** Text segment **
Exercise with its physical and psychological health benefits has been well known. The benefits are not only for healthy people, but particularly important for unhealthy people. Lerdal et al.27 noted that participation in group-based prescribed exercise program for 3 months may improve physical fitness and Health Related-QOL (HRQOL) significantly in short and long term. There were clinically significant long term improvements in the Health Related-QOL (HRQOL) associated with physical functioning, mental health, performance of daily activity and overall health at the 12-month follow-up. Similarly, Hill28 have consistently demonstrated that patients with stable COPD, supervised ground-based walking improved health-related quality of life and exercise endurance and is therefore an appropriate intervention in locations where specialized exercise equipment is unavailable.
Reid et al.29 presented aerobic physical activity with sleep hygiene education as an effective treatment approach to improve sleep quality, mood and quality of life in older adults with chronic insomnia. Thus, exercise is the important lifestyle that should be performed to improve QOL.
Overall, this study indicated the need to promote and improve health promotion program for workers, such as managing workplace conditions, setting up work shift in order to promote sufficient sleep hour, forming regular workplace exercise program and supporting trainings for the workers. The quality of life may indicate the quality of production and for this reason, investing in the quality of life can bring benefits to not only to workers, but the small and medium enterprises.
The study showed that workers had a good condition for physical, psychological, social and environmental domains. Job characteristics, particularly work status, work shift and work area condition had significant correlations with physical and psychological domain. Individual characteristics, especially education level, correlated with psychological domain; lifestyles, such as sleep duration, correlated with physical domain and exercise habit correlation with physical and social domains, as well as perceived overall QOL and health satisfaction.

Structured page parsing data
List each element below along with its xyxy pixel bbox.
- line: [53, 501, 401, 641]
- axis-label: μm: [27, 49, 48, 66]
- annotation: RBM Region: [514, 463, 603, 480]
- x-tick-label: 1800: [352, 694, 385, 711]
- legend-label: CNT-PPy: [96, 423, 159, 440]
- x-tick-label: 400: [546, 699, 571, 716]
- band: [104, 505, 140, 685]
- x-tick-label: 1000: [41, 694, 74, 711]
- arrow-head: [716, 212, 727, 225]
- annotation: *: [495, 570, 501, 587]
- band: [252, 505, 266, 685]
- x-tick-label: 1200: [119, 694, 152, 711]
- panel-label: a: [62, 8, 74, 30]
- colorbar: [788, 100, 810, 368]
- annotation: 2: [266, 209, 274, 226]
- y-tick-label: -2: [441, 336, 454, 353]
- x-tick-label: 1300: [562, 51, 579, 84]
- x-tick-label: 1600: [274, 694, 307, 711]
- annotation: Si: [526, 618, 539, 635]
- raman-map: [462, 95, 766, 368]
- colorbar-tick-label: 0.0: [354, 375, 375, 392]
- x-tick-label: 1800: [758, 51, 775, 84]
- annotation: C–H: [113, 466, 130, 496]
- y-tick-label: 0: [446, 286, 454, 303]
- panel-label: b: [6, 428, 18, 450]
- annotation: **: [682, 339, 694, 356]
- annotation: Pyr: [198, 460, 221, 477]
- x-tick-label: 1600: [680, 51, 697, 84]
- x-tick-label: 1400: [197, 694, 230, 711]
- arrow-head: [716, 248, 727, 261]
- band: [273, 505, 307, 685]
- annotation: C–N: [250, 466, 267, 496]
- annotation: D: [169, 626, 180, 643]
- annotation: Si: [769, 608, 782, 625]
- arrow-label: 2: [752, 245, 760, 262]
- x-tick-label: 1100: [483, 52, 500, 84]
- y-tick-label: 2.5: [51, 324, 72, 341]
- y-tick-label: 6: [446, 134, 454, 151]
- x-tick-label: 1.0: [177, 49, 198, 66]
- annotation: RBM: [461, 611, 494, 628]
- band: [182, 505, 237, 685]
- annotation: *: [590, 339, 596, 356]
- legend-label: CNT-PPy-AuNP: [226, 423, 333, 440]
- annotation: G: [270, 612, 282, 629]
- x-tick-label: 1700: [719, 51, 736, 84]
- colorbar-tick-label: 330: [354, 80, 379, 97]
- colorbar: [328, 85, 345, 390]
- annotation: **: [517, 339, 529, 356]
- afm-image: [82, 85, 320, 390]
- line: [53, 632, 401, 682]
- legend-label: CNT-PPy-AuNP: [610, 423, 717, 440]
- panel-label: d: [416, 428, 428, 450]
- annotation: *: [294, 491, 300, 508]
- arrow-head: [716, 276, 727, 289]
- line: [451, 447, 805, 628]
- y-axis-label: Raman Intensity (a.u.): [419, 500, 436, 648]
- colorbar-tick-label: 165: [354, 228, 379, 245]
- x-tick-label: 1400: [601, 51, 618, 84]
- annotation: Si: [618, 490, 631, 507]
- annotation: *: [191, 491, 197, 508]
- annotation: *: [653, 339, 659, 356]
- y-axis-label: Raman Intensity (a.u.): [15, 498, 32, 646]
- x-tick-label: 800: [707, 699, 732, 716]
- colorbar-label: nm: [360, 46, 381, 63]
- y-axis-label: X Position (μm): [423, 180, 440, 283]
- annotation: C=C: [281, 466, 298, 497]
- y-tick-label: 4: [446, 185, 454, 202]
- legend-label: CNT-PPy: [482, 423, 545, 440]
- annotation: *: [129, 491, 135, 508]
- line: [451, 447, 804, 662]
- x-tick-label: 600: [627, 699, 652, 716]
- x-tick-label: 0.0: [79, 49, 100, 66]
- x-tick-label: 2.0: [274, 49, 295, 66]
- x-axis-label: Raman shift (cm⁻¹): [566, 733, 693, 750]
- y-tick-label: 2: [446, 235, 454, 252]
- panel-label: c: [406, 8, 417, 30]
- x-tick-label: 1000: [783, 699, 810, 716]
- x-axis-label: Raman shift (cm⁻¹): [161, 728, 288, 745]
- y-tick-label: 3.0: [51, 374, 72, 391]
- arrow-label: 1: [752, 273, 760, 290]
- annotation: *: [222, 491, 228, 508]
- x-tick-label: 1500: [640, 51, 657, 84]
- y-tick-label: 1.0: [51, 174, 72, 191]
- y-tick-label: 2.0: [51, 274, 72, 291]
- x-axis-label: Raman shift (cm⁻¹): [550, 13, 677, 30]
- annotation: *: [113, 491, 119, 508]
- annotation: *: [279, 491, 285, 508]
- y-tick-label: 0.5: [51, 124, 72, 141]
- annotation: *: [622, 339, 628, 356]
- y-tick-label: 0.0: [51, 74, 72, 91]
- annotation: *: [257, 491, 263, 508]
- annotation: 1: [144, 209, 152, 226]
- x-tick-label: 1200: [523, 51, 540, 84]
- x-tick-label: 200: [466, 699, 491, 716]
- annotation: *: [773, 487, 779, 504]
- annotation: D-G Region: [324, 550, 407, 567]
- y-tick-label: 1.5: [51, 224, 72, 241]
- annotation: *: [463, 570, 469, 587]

** What you need to do **
**A.** Reproduce the passage on workers' quality of life from "Overall, this study" up to and including "and medium enterprises.", substituting "wellness program" for "health promotion program".
**B.** Proceed with the text on exercise and workers' quality of life, writing on from its final sentence.

** Responses by item number **
**A.**
Overall, this study indicated the need to promote and improve wellness program for workers, such as managing workplace conditions, setting up work shift in order to promote sufficient sleep hour, forming regular workplace exercise program and supporting trainings for the workers. The quality of life may indicate the quality of production and for this reason, investing in the quality of life can bring benefits to not only to workers, but the small and medium enterprises.

**B.**
Small and Medium Enterprise (SME) workers are the highest percentage of workers in most Southeast Asian countries, including Indonesia. This study explored their QOL conditions and the influence of social demographic factors on QOL. It was found that most of respondents had good QOL for physical, psychological, social and environmental domains. The education level among SME workers was low as most of them only graduated from junior high school. The long work hour per day causes workers to not have enough time for exercise and sleep. These conditions had impacted to their QOL. Job factor, such as work status, work shift and work area condition, also had influenced on the QOL.
The author are grateful to Faculty of Public Health, Mahidol University for funding this study through grant No. AEC 03/2557. The authors would like to thank all SME workers who took part in this study. We also thank to Occupational Health and Safety Department, Faculty of Public Health, Universitas Indonesia who helped in data collections.